===== INPUT DATA =====

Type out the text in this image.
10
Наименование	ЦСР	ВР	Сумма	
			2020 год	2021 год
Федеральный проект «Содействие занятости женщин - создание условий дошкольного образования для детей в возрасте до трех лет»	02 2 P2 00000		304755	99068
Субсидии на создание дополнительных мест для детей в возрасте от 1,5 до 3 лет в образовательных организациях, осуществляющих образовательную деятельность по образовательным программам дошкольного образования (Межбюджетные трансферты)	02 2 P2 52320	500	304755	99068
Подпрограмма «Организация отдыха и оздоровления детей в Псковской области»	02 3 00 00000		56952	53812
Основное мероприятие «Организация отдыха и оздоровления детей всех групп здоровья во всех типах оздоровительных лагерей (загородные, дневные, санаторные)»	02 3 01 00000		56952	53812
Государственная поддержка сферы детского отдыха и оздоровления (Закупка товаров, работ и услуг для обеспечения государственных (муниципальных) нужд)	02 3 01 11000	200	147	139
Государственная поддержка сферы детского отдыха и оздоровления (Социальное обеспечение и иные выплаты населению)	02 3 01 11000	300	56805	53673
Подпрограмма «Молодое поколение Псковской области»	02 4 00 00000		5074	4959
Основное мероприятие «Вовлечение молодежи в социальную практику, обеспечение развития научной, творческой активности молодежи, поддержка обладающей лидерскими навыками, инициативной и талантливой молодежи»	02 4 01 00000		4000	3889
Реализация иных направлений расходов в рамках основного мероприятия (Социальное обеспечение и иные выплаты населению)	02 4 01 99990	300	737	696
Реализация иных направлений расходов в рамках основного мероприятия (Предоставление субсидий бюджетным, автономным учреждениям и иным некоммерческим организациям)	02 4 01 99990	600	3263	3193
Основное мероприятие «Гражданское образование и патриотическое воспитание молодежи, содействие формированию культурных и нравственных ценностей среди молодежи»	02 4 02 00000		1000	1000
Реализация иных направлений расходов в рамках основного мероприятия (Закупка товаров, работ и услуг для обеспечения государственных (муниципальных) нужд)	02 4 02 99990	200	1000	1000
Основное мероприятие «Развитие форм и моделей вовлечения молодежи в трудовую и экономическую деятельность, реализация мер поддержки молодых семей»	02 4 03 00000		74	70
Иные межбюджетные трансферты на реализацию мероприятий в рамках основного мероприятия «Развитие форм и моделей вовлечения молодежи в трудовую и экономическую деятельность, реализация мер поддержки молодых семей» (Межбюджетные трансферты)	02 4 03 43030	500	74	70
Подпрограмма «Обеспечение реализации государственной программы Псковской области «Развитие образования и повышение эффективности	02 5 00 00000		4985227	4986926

=====

WHAT THE TASK ASKS:
Type the whole listing again, unaltered.

OUTPUT FOR THIS EXERCISE:
Type out the text in this image.
10
Наименование	ЦСР	ВР	Сумма	
			2020 год	2021 год
Федеральный проект «Содействие занятости женщин - создание условий дошкольного образования для детей в возрасте до трех лет»	02 2 P2 00000		304755	99068
Субсидии на создание дополнительных мест для детей в возрасте от 1,5 до 3 лет в образовательных организациях, осуществляющих образовательную деятельность по образовательным программам дошкольного образования (Межбюджетные трансферты)	02 2 P2 52320	500	304755	99068
Подпрограмма «Организация отдыха и оздоровления детей в Псковской области»	02 3 00 00000		56952	53812
Основное мероприятие «Организация отдыха и оздоровления детей всех групп здоровья во всех типах оздоровительных лагерей (загородные, дневные, санаторные)»	02 3 01 00000		56952	53812
Государственная поддержка сферы детского отдыха и оздоровления (Закупка товаров, работ и услуг для обеспечения государственных (муниципальных) нужд)	02 3 01 11000	200	147	139
Государственная поддержка сферы детского отдыха и оздоровления (Социальное обеспечение и иные выплаты населению)	02 3 01 11000	300	56805	53673
Подпрограмма «Молодое поколение Псковской области»	02 4 00 00000		5074	4959
Основное мероприятие «Вовлечение молодежи в социальную практику, обеспечение развития научной, творческой активности молодежи, поддержка обладающей лидерскими навыками, инициативной и талантливой молодежи»	02 4 01 00000		4000	3889
Реализация иных направлений расходов в рамках основного мероприятия (Социальное обеспечение и иные выплаты населению)	02 4 01 99990	300	737	696
Реализация иных направлений расходов в рамках основного мероприятия (Предоставление субсидий бюджетным, автономным учреждениям и иным некоммерческим организациям)	02 4 01 99990	600	3263	3193
Основное мероприятие «Гражданское образование и патриотическое воспитание молодежи, содействие формированию культурных и нравственных ценностей среди молодежи»	02 4 02 00000		1000	1000
Реализация иных направлений расходов в рамках основного мероприятия (Закупка товаров, работ и услуг для обеспечения государственных (муниципальных) нужд)	02 4 02 99990	200	1000	1000
Основное мероприятие «Развитие форм и моделей вовлечения молодежи в трудовую и экономическую деятельность, реализация мер поддержки молодых семей»	02 4 03 00000		74	70
Иные межбюджетные трансферты на реализацию мероприятий в рамках основного мероприятия «Развитие форм и моделей вовлечения молодежи в трудовую и экономическую деятельность, реализация мер поддержки молодых семей» (Межбюджетные трансферты)	02 4 03 43030	500	74	70
Подпрограмма «Обеспечение реализации государственной программы Псковской области «Развитие образования и повышение эффективности	02 5 00 00000		4985227	4986926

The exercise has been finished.